• Entries:
+ + + +
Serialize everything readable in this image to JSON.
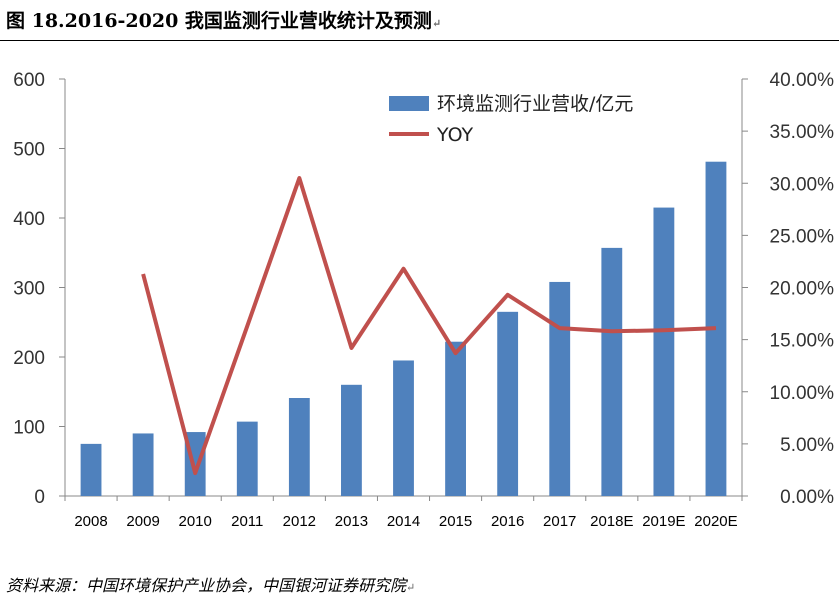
{
  "caption": "图 18.2016-2020 我国监测行业营收统计及预测",
  "source": "资料来源：中国环境保护产业协会，中国银河证券研究院",
  "chart_data": {
    "type": "bar",
    "categories": [
      "2008",
      "2009",
      "2010",
      "2011",
      "2012",
      "2013",
      "2014",
      "2015",
      "2016",
      "2017",
      "2018E",
      "2019E",
      "2020E"
    ],
    "series": [
      {
        "name": "环境监测行业营收/亿元",
        "kind": "bar",
        "axis": "left",
        "color": "#4F81BD",
        "values": [
          75,
          90,
          92,
          107,
          141,
          160,
          195,
          222,
          265,
          308,
          357,
          415,
          481
        ]
      },
      {
        "name": "YOY",
        "kind": "line",
        "axis": "right",
        "color": "#C0504D",
        "values": [
          null,
          0.213,
          0.022,
          0.163,
          0.305,
          0.142,
          0.218,
          0.137,
          0.193,
          0.161,
          0.158,
          0.159,
          0.161
        ]
      }
    ],
    "y_left": {
      "min": 0,
      "max": 600,
      "ticks": [
        0,
        100,
        200,
        300,
        400,
        500,
        600
      ],
      "tick_labels": [
        "0",
        "100",
        "200",
        "300",
        "400",
        "500",
        "600"
      ]
    },
    "y_right": {
      "min": 0,
      "max": 0.4,
      "ticks": [
        0,
        0.05,
        0.1,
        0.15,
        0.2,
        0.25,
        0.3,
        0.35,
        0.4
      ],
      "tick_labels": [
        "0.00%",
        "5.00%",
        "10.00%",
        "15.00%",
        "20.00%",
        "25.00%",
        "30.00%",
        "35.00%",
        "40.00%"
      ]
    },
    "legend_position": "top-right",
    "grid": false
  }
}
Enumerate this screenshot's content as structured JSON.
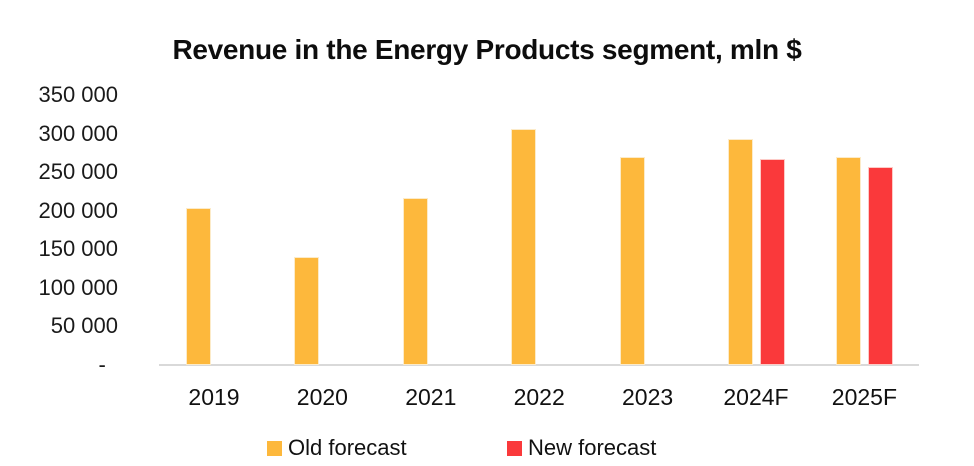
+ + + +
• What the exercise asks: How many lines in the records above contain the word "JSON"? Reply with the number alone.

• Correct output: 2